Objective.
Your task is to locate every line holding the string "image" and to copy each of them.

Stored items:
--------------------

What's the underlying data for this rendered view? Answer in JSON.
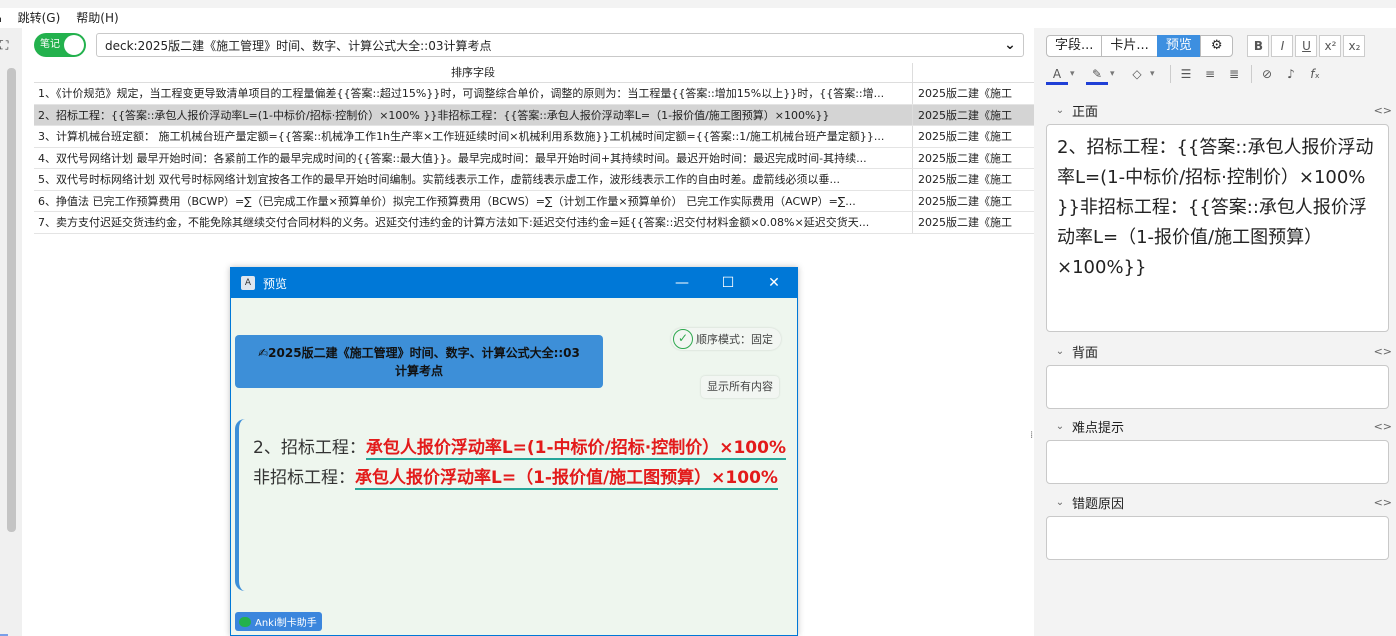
{
  "menu": {
    "items": [
      "⌂",
      "跳转(G)",
      "帮助(H)"
    ]
  },
  "browser": {
    "toggle_label": "笔记",
    "deck_select": "deck:2025版二建《施工管理》时间、数字、计算公式大全::03计算考点",
    "column_sort": "排序字段",
    "rows": [
      {
        "sort": "1、《计价规范》规定，当工程变更导致清单项目的工程量偏差{{答案::超过15%}}时，可调整综合单价，调整的原则为：当工程量{{答案::增加15%以上}}时，{{答案::增...",
        "deck": "2025版二建《施工",
        "selected": false
      },
      {
        "sort": "2、招标工程：{{答案::承包人报价浮动率L=(1-中标价/招标·控制价）×100% }}非招标工程：{{答案::承包人报价浮动率L=（1-报价值/施工图预算）×100%}}",
        "deck": "2025版二建《施工",
        "selected": true
      },
      {
        "sort": "3、计算机械台班定额： 施工机械台班产量定额={{答案::机械净工作1h生产率×工作班延续时间×机械利用系数施}}工机械时间定额={{答案::1/施工机械台班产量定额}}...",
        "deck": "2025版二建《施工",
        "selected": false
      },
      {
        "sort": "4、双代号网络计划 最早开始时间：各紧前工作的最早完成时间的{{答案::最大值}}。最早完成时间：最早开始时间+其持续时间。最迟开始时间：最迟完成时间-其持续...",
        "deck": "2025版二建《施工",
        "selected": false
      },
      {
        "sort": "5、双代号时标网络计划 双代号时标网络计划宜按各工作的最早开始时间编制。实箭线表示工作，虚箭线表示虚工作，波形线表示工作的自由时差。虚箭线必须以垂...",
        "deck": "2025版二建《施工",
        "selected": false
      },
      {
        "sort": "6、挣值法 已完工作预算费用（BCWP）=∑（已完成工作量×预算单价）拟完工作预算费用（BCWS）=∑（计划工作量×预算单价） 已完工作实际费用（ACWP）=∑...",
        "deck": "2025版二建《施工",
        "selected": false
      },
      {
        "sort": "7、卖方支付迟延交货违约金，不能免除其继续交付合同材料的义务。迟延交付违约金的计算方法如下:延迟交付违约金=延{{答案::迟交付材料金额×0.08%×延迟交货天...",
        "deck": "2025版二建《施工",
        "selected": false
      }
    ]
  },
  "preview": {
    "window_title": "预览",
    "order_mode": "顺序模式：固定",
    "deck_banner": "✍2025版二建《施工管理》时间、数字、计算公式大全::03计算考点",
    "show_all": "显示所有内容",
    "card": {
      "part1": "2、招标工程：",
      "cloze1": "承包人报价浮动率L=(1-中标价/招标·控制价）×100%",
      "part2": " 非招标工程：",
      "cloze2": "承包人报价浮动率L=（1-报价值/施工图预算）×100%"
    },
    "helper": "Anki制卡助手"
  },
  "editor": {
    "tabs": [
      "字段...",
      "卡片...",
      "预览"
    ],
    "fields": [
      {
        "name": "正面",
        "value": "2、招标工程：{{答案::承包人报价浮动率L=(1-中标价/招标·控制价）×100% }}非招标工程：{{答案::承包人报价浮动率L=（1-报价值/施工图预算）×100%}}"
      },
      {
        "name": "背面",
        "value": ""
      },
      {
        "name": "难点提示",
        "value": ""
      },
      {
        "name": "错题原因",
        "value": ""
      }
    ],
    "field_code_icon": "<>"
  },
  "colors": {
    "accent": "#0078d7",
    "toggle": "#23b14d",
    "cloze": "#e31b1b",
    "cloze_underline": "#26a69a"
  }
}
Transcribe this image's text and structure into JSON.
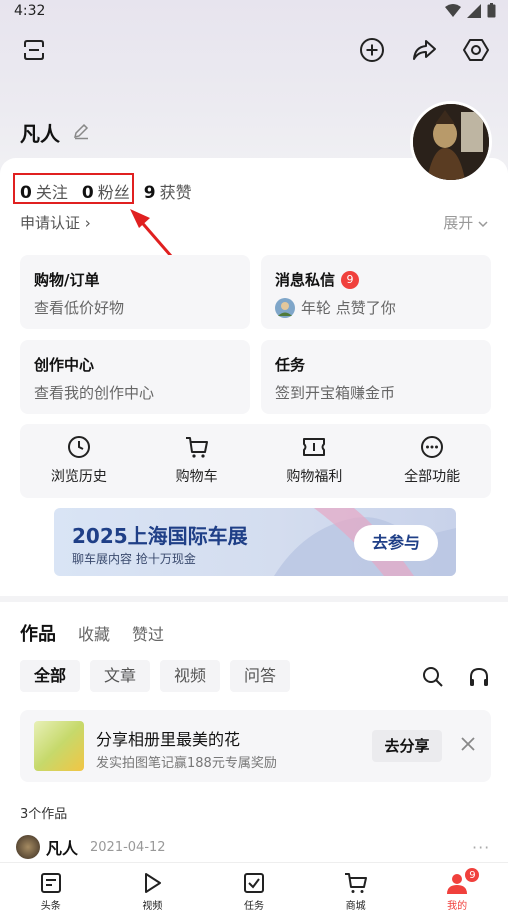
{
  "status": {
    "time": "4:32"
  },
  "profile": {
    "username": "凡人"
  },
  "stats": [
    {
      "value": "0",
      "label": "关注"
    },
    {
      "value": "0",
      "label": "粉丝"
    },
    {
      "value": "9",
      "label": "获赞"
    }
  ],
  "verify_label": "申请认证 ›",
  "expand_label": "展开",
  "tiles": {
    "orders": {
      "title": "购物/订单",
      "subtitle": "查看低价好物"
    },
    "messages": {
      "title": "消息私信",
      "badge": "9",
      "subtitle": "年轮 点赞了你"
    },
    "creator": {
      "title": "创作中心",
      "subtitle": "查看我的创作中心"
    },
    "tasks": {
      "title": "任务",
      "subtitle": "签到开宝箱赚金币"
    }
  },
  "shortcuts": [
    {
      "label": "浏览历史",
      "icon": "clock-icon"
    },
    {
      "label": "购物车",
      "icon": "cart-icon"
    },
    {
      "label": "购物福利",
      "icon": "ticket-icon"
    },
    {
      "label": "全部功能",
      "icon": "more-icon"
    }
  ],
  "banner": {
    "title": "2025上海国际车展",
    "subtitle": "聊车展内容  抢十万现金",
    "button": "去参与"
  },
  "content_tabs": [
    "作品",
    "收藏",
    "赞过"
  ],
  "filters": [
    "全部",
    "文章",
    "视频",
    "问答"
  ],
  "share_card": {
    "title": "分享相册里最美的花",
    "subtitle": "发实拍图笔记赢188元专属奖励",
    "button": "去分享"
  },
  "works_count": "3个作品",
  "post": {
    "author": "凡人",
    "date": "2021-04-12",
    "more": "···"
  },
  "bottom_nav": [
    {
      "label": "头条",
      "icon": "news-icon"
    },
    {
      "label": "视频",
      "icon": "play-icon"
    },
    {
      "label": "任务",
      "icon": "task-icon"
    },
    {
      "label": "商城",
      "icon": "cart-icon"
    },
    {
      "label": "我的",
      "icon": "user-icon",
      "badge": "9"
    }
  ],
  "colors": {
    "accent": "#f0403c",
    "highlight_box": "#e02020",
    "banner_text": "#1f3f87"
  }
}
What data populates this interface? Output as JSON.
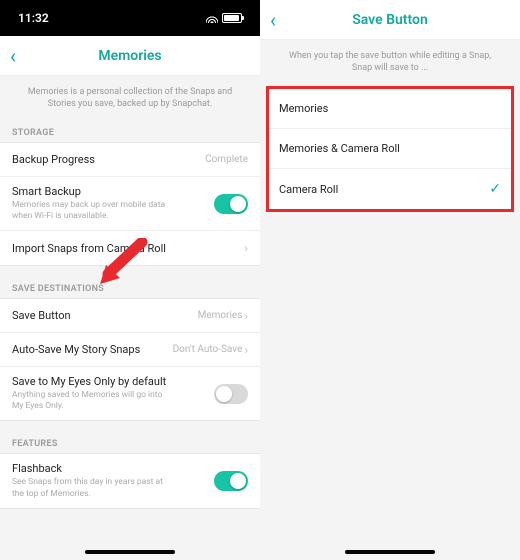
{
  "left": {
    "status": {
      "time": "11:32"
    },
    "header": {
      "title": "Memories"
    },
    "subtitle": "Memories is a personal collection of the Snaps and Stories you save, backed up by Snapchat.",
    "sections": {
      "storage": {
        "label": "STORAGE",
        "backup_progress": {
          "title": "Backup Progress",
          "value": "Complete"
        },
        "smart_backup": {
          "title": "Smart Backup",
          "sub": "Memories may back up over mobile data when Wi-Fi is unavailable."
        },
        "import": {
          "title": "Import Snaps from Camera Roll"
        }
      },
      "save_dest": {
        "label": "SAVE DESTINATIONS",
        "save_button": {
          "title": "Save Button",
          "value": "Memories"
        },
        "auto_save": {
          "title": "Auto-Save My Story Snaps",
          "value": "Don't Auto-Save"
        },
        "eyes_only": {
          "title": "Save to My Eyes Only by default",
          "sub": "Anything saved to Memories will go into My Eyes Only."
        }
      },
      "features": {
        "label": "FEATURES",
        "flashback": {
          "title": "Flashback",
          "sub": "See Snaps from this day in years past at the top of Memories."
        }
      }
    }
  },
  "right": {
    "header": {
      "title": "Save Button"
    },
    "subtitle": "When you tap the save button while editing a Snap, Snap will save to ...",
    "options": {
      "o1": "Memories",
      "o2": "Memories & Camera Roll",
      "o3": "Camera Roll"
    }
  }
}
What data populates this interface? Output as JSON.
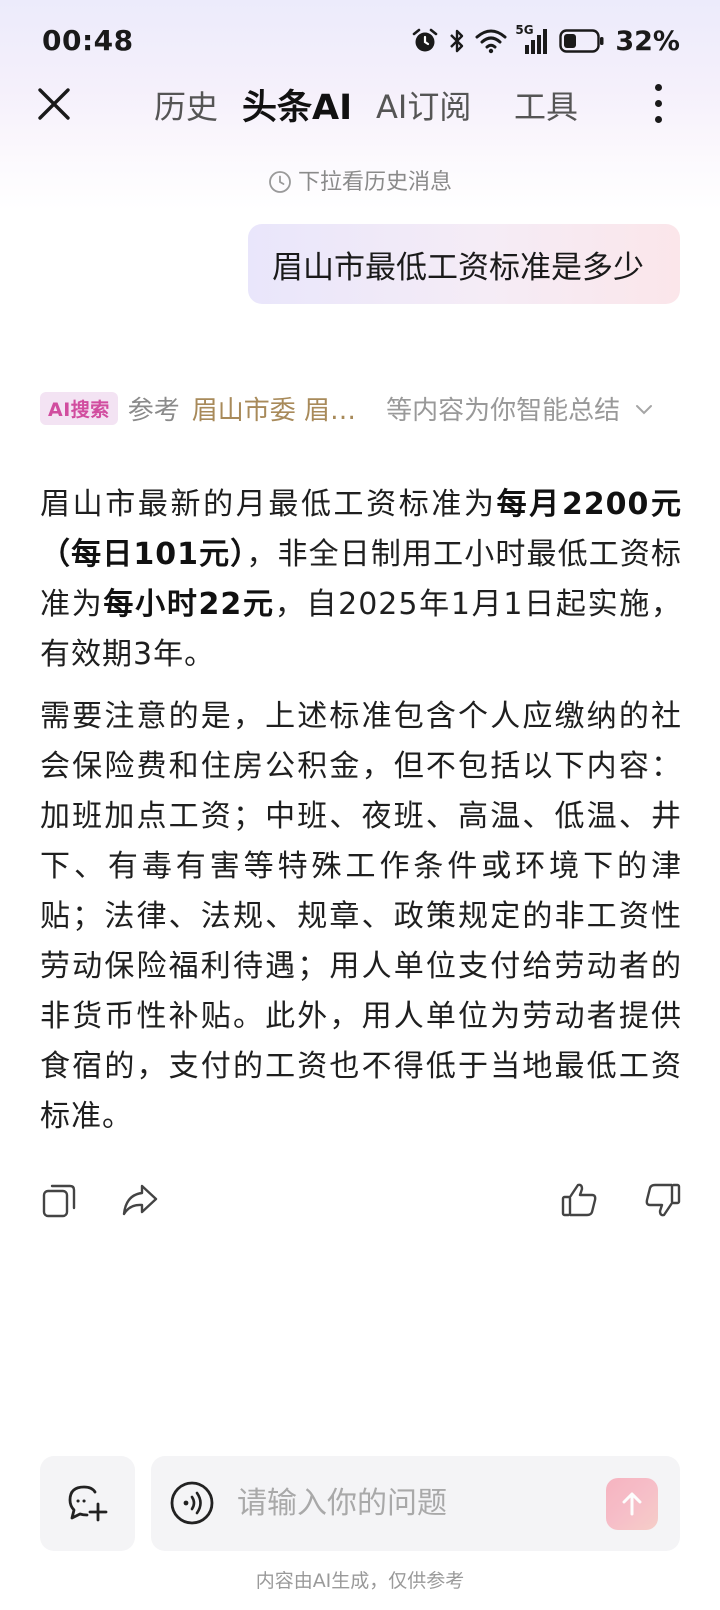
{
  "status": {
    "time": "00:48",
    "network_label": "5G",
    "battery": "32%",
    "icons": [
      "alarm-icon",
      "bluetooth-icon",
      "wifi-icon",
      "signal-5g-icon",
      "battery-icon"
    ]
  },
  "nav": {
    "tabs": [
      {
        "label": "历史"
      },
      {
        "label": "头条AI"
      },
      {
        "label": "AI订阅"
      },
      {
        "label": "工具"
      }
    ],
    "active_tab": "头条AI"
  },
  "history_hint": "下拉看历史消息",
  "user_message": "眉山市最低工资标准是多少",
  "source": {
    "badge": "AI搜索",
    "ref_label": "参考",
    "names": "眉山市委  眉…",
    "tail": "等内容为你智能总结"
  },
  "answer": {
    "p1_a": "眉山市最新的月最低工资标准为",
    "p1_b": "每月2200元（每日101元）",
    "p1_c": "，非全日制用工小时最低工资标准为",
    "p1_d": "每小时22元",
    "p1_e": "，自2025年1月1日起实施，有效期3年。",
    "p2": "需要注意的是，上述标准包含个人应缴纳的社会保险费和住房公积金，但不包括以下内容：加班加点工资；中班、夜班、高温、低温、井下、有毒有害等特殊工作条件或环境下的津贴；法律、法规、规章、政策规定的非工资性劳动保险福利待遇；用人单位支付给劳动者的非货币性补贴。此外，用人单位为劳动者提供食宿的，支付的工资也不得低于当地最低工资标准。"
  },
  "input": {
    "placeholder": "请输入你的问题",
    "value": ""
  },
  "disclaimer": "内容由AI生成，仅供参考",
  "colors": {
    "accent_pink": "#f7a9b8",
    "badge_purple": "#8a5cf0",
    "badge_pink": "#d14d9f",
    "source_gold": "#a88a5a"
  }
}
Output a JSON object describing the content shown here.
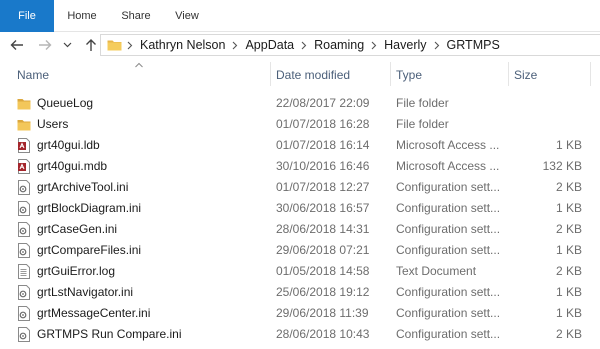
{
  "ribbon": {
    "tabs": [
      "File",
      "Home",
      "Share",
      "View"
    ]
  },
  "address": {
    "crumbs": [
      "Kathryn Nelson",
      "AppData",
      "Roaming",
      "Haverly",
      "GRTMPS"
    ]
  },
  "columns": {
    "name": "Name",
    "date": "Date modified",
    "type": "Type",
    "size": "Size"
  },
  "files": [
    {
      "name": "QueueLog",
      "date": "22/08/2017 22:09",
      "type": "File folder",
      "size": "",
      "icon": "folder-icon"
    },
    {
      "name": "Users",
      "date": "01/07/2018 16:28",
      "type": "File folder",
      "size": "",
      "icon": "folder-icon"
    },
    {
      "name": "grt40gui.ldb",
      "date": "01/07/2018 16:14",
      "type": "Microsoft Access ...",
      "size": "1 KB",
      "icon": "access-lock-file-icon"
    },
    {
      "name": "grt40gui.mdb",
      "date": "30/10/2016 16:46",
      "type": "Microsoft Access ...",
      "size": "132 KB",
      "icon": "access-database-icon"
    },
    {
      "name": "grtArchiveTool.ini",
      "date": "01/07/2018 12:27",
      "type": "Configuration sett...",
      "size": "2 KB",
      "icon": "config-file-icon"
    },
    {
      "name": "grtBlockDiagram.ini",
      "date": "30/06/2018 16:57",
      "type": "Configuration sett...",
      "size": "1 KB",
      "icon": "config-file-icon"
    },
    {
      "name": "grtCaseGen.ini",
      "date": "28/06/2018 14:31",
      "type": "Configuration sett...",
      "size": "2 KB",
      "icon": "config-file-icon"
    },
    {
      "name": "grtCompareFiles.ini",
      "date": "29/06/2018 07:21",
      "type": "Configuration sett...",
      "size": "1 KB",
      "icon": "config-file-icon"
    },
    {
      "name": "grtGuiError.log",
      "date": "01/05/2018 14:58",
      "type": "Text Document",
      "size": "2 KB",
      "icon": "text-document-icon"
    },
    {
      "name": "grtLstNavigator.ini",
      "date": "25/06/2018 19:12",
      "type": "Configuration sett...",
      "size": "1 KB",
      "icon": "config-file-icon"
    },
    {
      "name": "grtMessageCenter.ini",
      "date": "29/06/2018 11:39",
      "type": "Configuration sett...",
      "size": "1 KB",
      "icon": "config-file-icon"
    },
    {
      "name": "GRTMPS Run Compare.ini",
      "date": "28/06/2018 10:43",
      "type": "Configuration sett...",
      "size": "2 KB",
      "icon": "config-file-icon"
    }
  ],
  "colors": {
    "file_tab": "#1979ca",
    "folder": "#e8b64a",
    "access": "#a4262c",
    "header_text": "#4c607a"
  }
}
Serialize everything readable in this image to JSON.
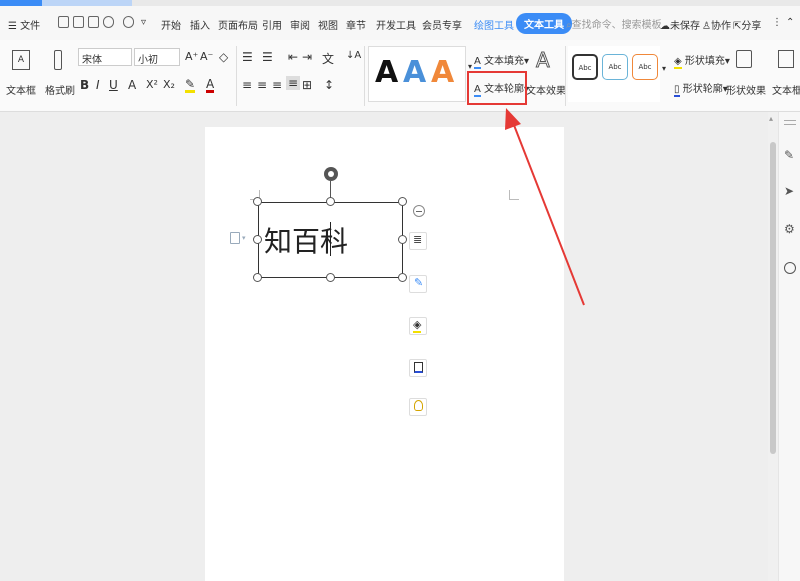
{
  "menubar": {
    "file_menu": "☰ 文件",
    "tabs": [
      "开始",
      "插入",
      "页面布局",
      "引用",
      "审阅",
      "视图",
      "章节",
      "开发工具",
      "会员专享"
    ],
    "context_tab_drawing": "绘图工具",
    "context_tab_text": "文本工具",
    "search_placeholder": "查找命令、搜索模板",
    "unsaved": "未保存",
    "collaborate": "协作",
    "share": "分享"
  },
  "ribbon": {
    "textbox_label": "文本框",
    "format_painter_label": "格式刷",
    "font_name": "宋体",
    "font_size": "小初",
    "text_fill": "文本填充",
    "text_outline": "文本轮廓",
    "text_effect": "文本效果",
    "shape_fill": "形状填充",
    "shape_outline": "形状轮廓",
    "shape_effect": "形状效果",
    "textbox_right_label": "文本框",
    "style_samples": [
      "Abc",
      "Abc",
      "Abc"
    ],
    "wordart_letter": "A",
    "format_buttons": {
      "bold": "B",
      "italic": "I",
      "underline": "U",
      "font_color_a": "A",
      "superscript": "X²",
      "subscript": "X₂",
      "grow_font": "A⁺",
      "shrink_font": "A⁻",
      "sort": "↓A"
    }
  },
  "document": {
    "textbox_text": "知百科"
  },
  "colors": {
    "accent": "#3b8cf6",
    "highlight_red": "#e53935",
    "wordart_black": "#111111",
    "wordart_blue": "#4a90d9",
    "wordart_orange": "#f0883a"
  },
  "icons": {
    "float_toolbar": [
      "minus-icon",
      "layout-icon",
      "pen-icon",
      "fill-icon",
      "outline-icon",
      "bulb-icon"
    ],
    "right_panel": [
      "pen-icon",
      "cursor-icon",
      "settings-icon",
      "help-icon"
    ]
  }
}
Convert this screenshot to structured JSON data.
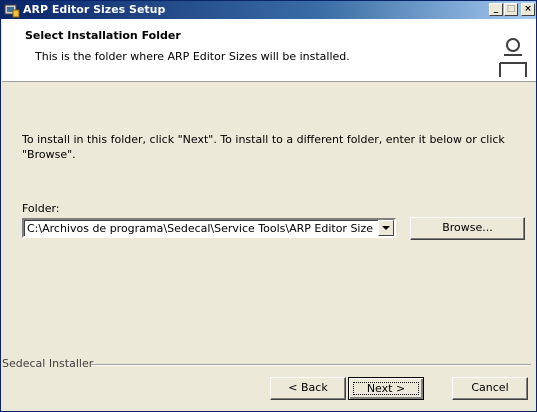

--------------------

Final answer.
Transcribe this image's text and structure into JSON.
Serialize everything readable in this image to JSON.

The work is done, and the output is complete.